__Written instruction__
In the listing below, pick out lines with "Weekly".

__Stored data__

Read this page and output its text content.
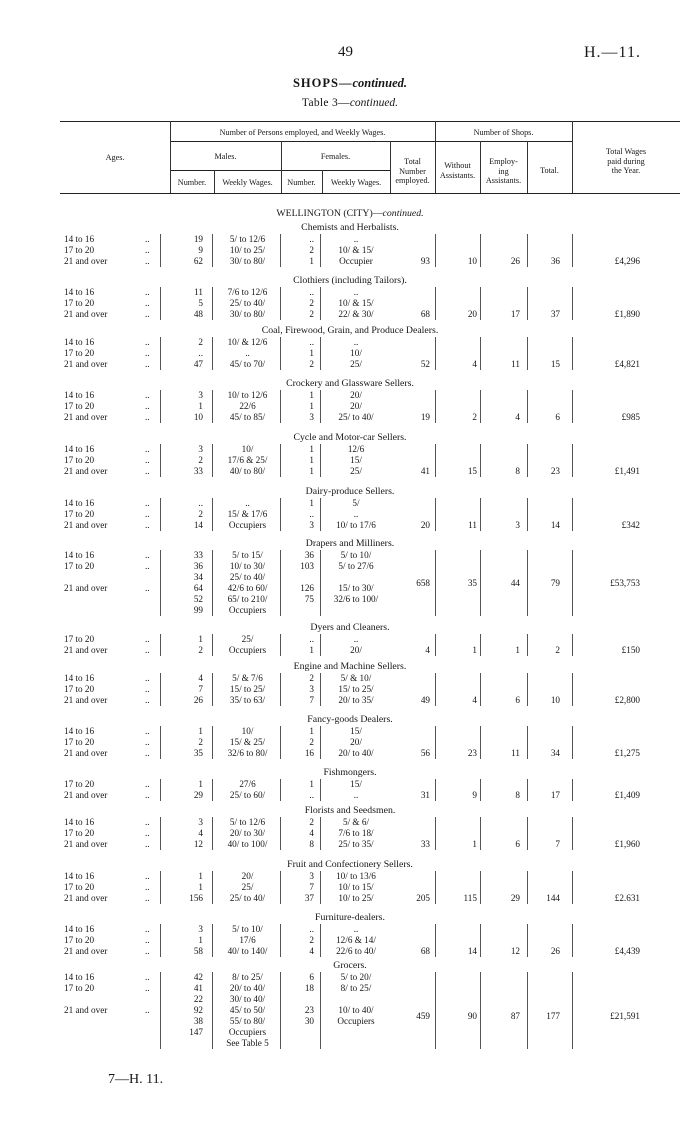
49	H.—11.
SHOPS—continued.
Table 3—continued.
Ages.
Number of Persons employed, and Weekly Wages.
Males.	Females.
Total
Number
employed.
Number of Shops.
Without
Assistants.
Employ-
ing
Assistants.
Total.
Total Wages
paid during
the Year.
Number.	Weekly Wages.	Number.	Weekly Wages.
WELLINGTON (CITY)—continued.
Chemists and Herbalists.
14 to 16	..	19	5/ to 12/6	..	..
17 to 20	..	9	10/ to 25/	2	10/ & 15/
21 and over	..	62	30/ to 80/	1	Occupier	93	10	26	36	£4,296
Clothiers (including Tailors).
14 to 16	..	11	7/6 to 12/6	..	..
17 to 20	..	5	25/ to 40/	2	10/ & 15/
21 and over	..	48	30/ to 80/	2	22/ & 30/	68	20	17	37	£1,890
Coal, Firewood, Grain, and Produce Dealers.
14 to 16	..	2	10/ & 12/6	..	..
17 to 20	..	..	..	1	10/
21 and over	..	47	45/ to 70/	2	25/	52	4	11	15	£4,821
Crockery and Glassware Sellers.
14 to 16	..	3	10/ to 12/6	1	20/
17 to 20	..	1	22/6	1	20/
21 and over	..	10	45/ to 85/	3	25/ to 40/	19	2	4	6	£985
Cycle and Motor-car Sellers.
14 to 16	..	3	10/	1	12/6
17 to 20	..	2	17/6 & 25/	1	15/
21 and over	..	33	40/ to 80/	1	25/	41	15	8	23	£1,491
Dairy-produce Sellers.
14 to 16	..	..	..	1	5/
17 to 20	..	2	15/ & 17/6	..	..
21 and over	..	14	Occupiers	3	10/ to 17/6	20	11	3	14	£342
Drapers and Milliners.
14 to 16	..	33	5/ to 15/	36	5/ to 10/
17 to 20	..	36	10/ to 30/	103	5/ to 27/6
34	25/ to 40/
21 and over	..	64	42/6 to 60/	126	15/ to 30/
52	65/ to 210/	75	32/6 to 100/
99	Occupiers
658	35	44	79	£53,753
Dyers and Cleaners.
17 to 20	..	1	25/	..	..
21 and over	..	2	Occupiers	1	20/	4	1	1	2	£150
Engine and Machine Sellers.
14 to 16	..	4	5/ & 7/6	2	5/ & 10/
17 to 20	..	7	15/ to 25/	3	15/ to 25/
21 and over	..	26	35/ to 63/	7	20/ to 35/	49	4	6	10	£2,800
Fancy-goods Dealers.
14 to 16	..	1	10/	1	15/
17 to 20	..	2	15/ & 25/	2	20/
21 and over	..	35	32/6 to 80/	16	20/ to 40/	56	23	11	34	£1,275
Fishmongers.
17 to 20	..	1	27/6	1	15/
21 and over	..	29	25/ to 60/	..	..	31	9	8	17	£1,409
Florists and Seedsmen.
14 to 16	..	3	5/ to 12/6	2	5/ & 6/
17 to 20	..	4	20/ to 30/	4	7/6 to 18/
21 and over	..	12	40/ to 100/	8	25/ to 35/	33	1	6	7	£1,960
Fruit and Confectionery Sellers.
14 to 16	..	1	20/	3	10/ to 13/6
17 to 20	..	1	25/	7	10/ to 15/
21 and over	..	156	25/ to 40/	37	10/ to 25/	205	115	29	144	£2.631
Furniture-dealers.
14 to 16	..	3	5/ to 10/	..	..
17 to 20	..	1	17/6	2	12/6 & 14/
21 and over	..	58	40/ to 140/	4	22/6 to 40/	68	14	12	26	£4,439
Grocers.
14 to 16	..	42	8/ to 25/	6	5/ to 20/
17 to 20	..	41	20/ to 40/	18	8/ to 25/
22	30/ to 40/
21 and over	..	92	45/ to 50/	23	10/ to 40/
38	55/ to 80/	30	Occupiers
147	Occupiers
See Table 5
459	90	87	177	£21,591
7—H. 11.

__Output for this exercise__
Number of Persons employed, and Weekly Wages.
Number.	Weekly Wages.	Number.	Weekly Wages.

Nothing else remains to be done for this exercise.